REQUIRED WORK
Return the material word for word. Do not include pictures.

RAW DATA

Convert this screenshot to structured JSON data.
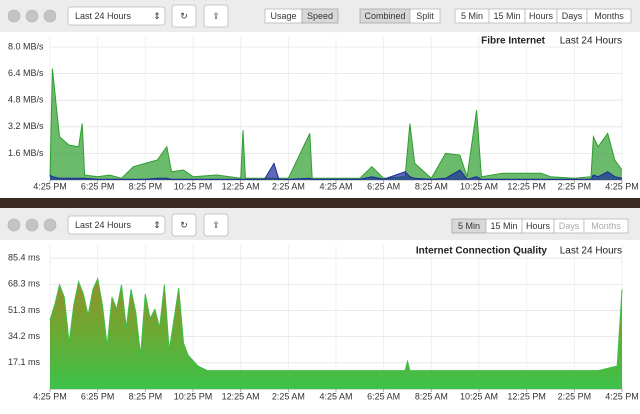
{
  "window1": {
    "toolbar": {
      "range_select": "Last 24 Hours",
      "mode_buttons": [
        "Usage",
        "Speed"
      ],
      "view_buttons": [
        "Combined",
        "Split"
      ],
      "interval_buttons": [
        "5 Min",
        "15 Min",
        "Hours",
        "Days",
        "Months"
      ]
    }
  },
  "window2": {
    "toolbar": {
      "range_select": "Last 24 Hours",
      "interval_buttons": [
        "5 Min",
        "15 Min",
        "Hours",
        "Days",
        "Months"
      ]
    }
  },
  "chart_data": [
    {
      "type": "area",
      "title": "Fibre Internet",
      "subtitle": "Last 24 Hours",
      "grid": true,
      "x": [
        0,
        0.1,
        0.4,
        0.8,
        1.2,
        1.35,
        1.45,
        2,
        2.5,
        3,
        3.5,
        4,
        4.5,
        4.9,
        5.1,
        5.6,
        6,
        7,
        8,
        8.1,
        8.2,
        9,
        9.4,
        9.6,
        10,
        10.9,
        11,
        12,
        13,
        13.5,
        14,
        14.9,
        15.1,
        15.3,
        16,
        16.6,
        17.2,
        17.5,
        17.9,
        18.1,
        19,
        20,
        20.6,
        21,
        22,
        22.7,
        22.8,
        23,
        23.4,
        23.7,
        24
      ],
      "xlim": [
        0,
        24
      ],
      "xticks": [
        {
          "value": 0,
          "label": "4:25 PM"
        },
        {
          "value": 2,
          "label": "6:25 PM"
        },
        {
          "value": 4,
          "label": "8:25 PM"
        },
        {
          "value": 6,
          "label": "10:25 PM"
        },
        {
          "value": 8,
          "label": "12:25 AM"
        },
        {
          "value": 10,
          "label": "2:25 AM"
        },
        {
          "value": 12,
          "label": "4:25 AM"
        },
        {
          "value": 14,
          "label": "6:25 AM"
        },
        {
          "value": 16,
          "label": "8:25 AM"
        },
        {
          "value": 18,
          "label": "10:25 AM"
        },
        {
          "value": 20,
          "label": "12:25 PM"
        },
        {
          "value": 22,
          "label": "2:25 PM"
        },
        {
          "value": 24,
          "label": "4:25 PM"
        }
      ],
      "ylim": [
        0,
        8.6
      ],
      "yticks": [
        {
          "value": 1.6,
          "label": "1.6 MB/s"
        },
        {
          "value": 3.2,
          "label": "3.2 MB/s"
        },
        {
          "value": 4.8,
          "label": "4.8 MB/s"
        },
        {
          "value": 6.4,
          "label": "6.4 MB/s"
        },
        {
          "value": 8.0,
          "label": "8.0 MB/s"
        }
      ],
      "series": [
        {
          "color": "#2e9e2e",
          "values": [
            0.2,
            6.7,
            2.6,
            2.1,
            2.0,
            3.4,
            0.3,
            0.2,
            0.3,
            0.1,
            0.8,
            1.0,
            1.2,
            2.0,
            0.5,
            0.6,
            0.2,
            0.3,
            0.1,
            3.0,
            0.1,
            0.1,
            0.1,
            0.1,
            0.1,
            2.8,
            0.1,
            0.1,
            0.1,
            0.8,
            0.1,
            0.2,
            3.4,
            1.0,
            0.1,
            1.6,
            1.5,
            0.2,
            4.2,
            0.2,
            0.4,
            0.4,
            0.4,
            0.2,
            0.1,
            0.2,
            2.6,
            2.0,
            2.8,
            1.2,
            0.6
          ]
        },
        {
          "color": "#1a2a9a",
          "values": [
            0.3,
            0.2,
            0.1,
            0.1,
            0.1,
            0.1,
            0.1,
            0.05,
            0.05,
            0.05,
            0.05,
            0.05,
            0.1,
            0.1,
            0.05,
            0.05,
            0.05,
            0.05,
            0.05,
            0.05,
            0.05,
            0.05,
            1.0,
            0.05,
            0.05,
            0.1,
            0.05,
            0.05,
            0.05,
            0.2,
            0.05,
            0.5,
            0.2,
            0.1,
            0.05,
            0.1,
            0.6,
            0.05,
            0.2,
            0.05,
            0.05,
            0.05,
            0.05,
            0.05,
            0.05,
            0.05,
            0.3,
            0.2,
            0.5,
            0.2,
            0.1
          ]
        }
      ]
    },
    {
      "type": "area",
      "title": "Internet Connection Quality",
      "subtitle": "Last 24 Hours",
      "grid": true,
      "x": [
        0,
        0.2,
        0.4,
        0.6,
        0.8,
        1.0,
        1.2,
        1.4,
        1.6,
        1.8,
        2.0,
        2.2,
        2.4,
        2.6,
        2.8,
        3.0,
        3.2,
        3.4,
        3.6,
        3.8,
        4.0,
        4.2,
        4.4,
        4.6,
        4.8,
        5.0,
        5.2,
        5.4,
        5.6,
        5.8,
        6.2,
        6.6,
        8,
        10,
        12,
        14,
        14.9,
        15.0,
        15.1,
        16,
        18,
        20,
        22,
        23,
        23.8,
        24
      ],
      "xlim": [
        0,
        24
      ],
      "xticks": [
        {
          "value": 0,
          "label": "4:25 PM"
        },
        {
          "value": 2,
          "label": "6:25 PM"
        },
        {
          "value": 4,
          "label": "8:25 PM"
        },
        {
          "value": 6,
          "label": "10:25 PM"
        },
        {
          "value": 8,
          "label": "12:25 AM"
        },
        {
          "value": 10,
          "label": "2:25 AM"
        },
        {
          "value": 12,
          "label": "4:25 AM"
        },
        {
          "value": 14,
          "label": "6:25 AM"
        },
        {
          "value": 16,
          "label": "8:25 AM"
        },
        {
          "value": 18,
          "label": "10:25 AM"
        },
        {
          "value": 20,
          "label": "12:25 PM"
        },
        {
          "value": 22,
          "label": "2:25 PM"
        },
        {
          "value": 24,
          "label": "4:25 PM"
        }
      ],
      "ylim": [
        0,
        94
      ],
      "yticks": [
        {
          "value": 17.1,
          "label": "17.1 ms"
        },
        {
          "value": 34.2,
          "label": "34.2 ms"
        },
        {
          "value": 51.3,
          "label": "51.3 ms"
        },
        {
          "value": 68.3,
          "label": "68.3 ms"
        },
        {
          "value": 85.4,
          "label": "85.4 ms"
        }
      ],
      "series": [
        {
          "color": "#3cbf48",
          "values": [
            45,
            55,
            68,
            60,
            30,
            55,
            70,
            62,
            48,
            65,
            72,
            55,
            28,
            60,
            52,
            68,
            40,
            65,
            50,
            22,
            62,
            46,
            52,
            40,
            68,
            25,
            45,
            66,
            30,
            22,
            15,
            12,
            12,
            12,
            12,
            12,
            12,
            18,
            12,
            12,
            12,
            12,
            12,
            12,
            15,
            65
          ]
        }
      ]
    }
  ]
}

TASK OUTPUT
Convert this screenshot to structured JSON data.
{
  "window1": {
    "toolbar": {
      "range_select": "Last 24 Hours",
      "mode_buttons": [
        "Usage",
        "Speed"
      ],
      "view_buttons": [
        "Combined",
        "Split"
      ],
      "interval_buttons": [
        "5 Min",
        "15 Min",
        "Hours",
        "Days",
        "Months"
      ]
    }
  },
  "window2": {
    "toolbar": {
      "range_select": "Last 24 Hours",
      "interval_buttons": [
        "5 Min",
        "15 Min",
        "Hours",
        "Days",
        "Months"
      ]
    }
  },
  "chart_data": [
    {
      "type": "area",
      "title": "Fibre Internet",
      "subtitle": "Last 24 Hours",
      "grid": true,
      "x": [
        0,
        0.1,
        0.4,
        0.8,
        1.2,
        1.35,
        1.45,
        2,
        2.5,
        3,
        3.5,
        4,
        4.5,
        4.9,
        5.1,
        5.6,
        6,
        7,
        8,
        8.1,
        8.2,
        9,
        9.4,
        9.6,
        10,
        10.9,
        11,
        12,
        13,
        13.5,
        14,
        14.9,
        15.1,
        15.3,
        16,
        16.6,
        17.2,
        17.5,
        17.9,
        18.1,
        19,
        20,
        20.6,
        21,
        22,
        22.7,
        22.8,
        23,
        23.4,
        23.7,
        24
      ],
      "xlim": [
        0,
        24
      ],
      "xticks": [
        {
          "value": 0,
          "label": "4:25 PM"
        },
        {
          "value": 2,
          "label": "6:25 PM"
        },
        {
          "value": 4,
          "label": "8:25 PM"
        },
        {
          "value": 6,
          "label": "10:25 PM"
        },
        {
          "value": 8,
          "label": "12:25 AM"
        },
        {
          "value": 10,
          "label": "2:25 AM"
        },
        {
          "value": 12,
          "label": "4:25 AM"
        },
        {
          "value": 14,
          "label": "6:25 AM"
        },
        {
          "value": 16,
          "label": "8:25 AM"
        },
        {
          "value": 18,
          "label": "10:25 AM"
        },
        {
          "value": 20,
          "label": "12:25 PM"
        },
        {
          "value": 22,
          "label": "2:25 PM"
        },
        {
          "value": 24,
          "label": "4:25 PM"
        }
      ],
      "ylim": [
        0,
        8.6
      ],
      "yticks": [
        {
          "value": 1.6,
          "label": "1.6 MB/s"
        },
        {
          "value": 3.2,
          "label": "3.2 MB/s"
        },
        {
          "value": 4.8,
          "label": "4.8 MB/s"
        },
        {
          "value": 6.4,
          "label": "6.4 MB/s"
        },
        {
          "value": 8.0,
          "label": "8.0 MB/s"
        }
      ],
      "series": [
        {
          "color": "#2e9e2e",
          "values": [
            0.2,
            6.7,
            2.6,
            2.1,
            2.0,
            3.4,
            0.3,
            0.2,
            0.3,
            0.1,
            0.8,
            1.0,
            1.2,
            2.0,
            0.5,
            0.6,
            0.2,
            0.3,
            0.1,
            3.0,
            0.1,
            0.1,
            0.1,
            0.1,
            0.1,
            2.8,
            0.1,
            0.1,
            0.1,
            0.8,
            0.1,
            0.2,
            3.4,
            1.0,
            0.1,
            1.6,
            1.5,
            0.2,
            4.2,
            0.2,
            0.4,
            0.4,
            0.4,
            0.2,
            0.1,
            0.2,
            2.6,
            2.0,
            2.8,
            1.2,
            0.6
          ]
        },
        {
          "color": "#1a2a9a",
          "values": [
            0.3,
            0.2,
            0.1,
            0.1,
            0.1,
            0.1,
            0.1,
            0.05,
            0.05,
            0.05,
            0.05,
            0.05,
            0.1,
            0.1,
            0.05,
            0.05,
            0.05,
            0.05,
            0.05,
            0.05,
            0.05,
            0.05,
            1.0,
            0.05,
            0.05,
            0.1,
            0.05,
            0.05,
            0.05,
            0.2,
            0.05,
            0.5,
            0.2,
            0.1,
            0.05,
            0.1,
            0.6,
            0.05,
            0.2,
            0.05,
            0.05,
            0.05,
            0.05,
            0.05,
            0.05,
            0.05,
            0.3,
            0.2,
            0.5,
            0.2,
            0.1
          ]
        }
      ]
    },
    {
      "type": "area",
      "title": "Internet Connection Quality",
      "subtitle": "Last 24 Hours",
      "grid": true,
      "x": [
        0,
        0.2,
        0.4,
        0.6,
        0.8,
        1.0,
        1.2,
        1.4,
        1.6,
        1.8,
        2.0,
        2.2,
        2.4,
        2.6,
        2.8,
        3.0,
        3.2,
        3.4,
        3.6,
        3.8,
        4.0,
        4.2,
        4.4,
        4.6,
        4.8,
        5.0,
        5.2,
        5.4,
        5.6,
        5.8,
        6.2,
        6.6,
        8,
        10,
        12,
        14,
        14.9,
        15.0,
        15.1,
        16,
        18,
        20,
        22,
        23,
        23.8,
        24
      ],
      "xlim": [
        0,
        24
      ],
      "xticks": [
        {
          "value": 0,
          "label": "4:25 PM"
        },
        {
          "value": 2,
          "label": "6:25 PM"
        },
        {
          "value": 4,
          "label": "8:25 PM"
        },
        {
          "value": 6,
          "label": "10:25 PM"
        },
        {
          "value": 8,
          "label": "12:25 AM"
        },
        {
          "value": 10,
          "label": "2:25 AM"
        },
        {
          "value": 12,
          "label": "4:25 AM"
        },
        {
          "value": 14,
          "label": "6:25 AM"
        },
        {
          "value": 16,
          "label": "8:25 AM"
        },
        {
          "value": 18,
          "label": "10:25 AM"
        },
        {
          "value": 20,
          "label": "12:25 PM"
        },
        {
          "value": 22,
          "label": "2:25 PM"
        },
        {
          "value": 24,
          "label": "4:25 PM"
        }
      ],
      "ylim": [
        0,
        94
      ],
      "yticks": [
        {
          "value": 17.1,
          "label": "17.1 ms"
        },
        {
          "value": 34.2,
          "label": "34.2 ms"
        },
        {
          "value": 51.3,
          "label": "51.3 ms"
        },
        {
          "value": 68.3,
          "label": "68.3 ms"
        },
        {
          "value": 85.4,
          "label": "85.4 ms"
        }
      ],
      "series": [
        {
          "color": "#3cbf48",
          "values": [
            45,
            55,
            68,
            60,
            30,
            55,
            70,
            62,
            48,
            65,
            72,
            55,
            28,
            60,
            52,
            68,
            40,
            65,
            50,
            22,
            62,
            46,
            52,
            40,
            68,
            25,
            45,
            66,
            30,
            22,
            15,
            12,
            12,
            12,
            12,
            12,
            12,
            18,
            12,
            12,
            12,
            12,
            12,
            12,
            15,
            65
          ]
        }
      ]
    }
  ]
}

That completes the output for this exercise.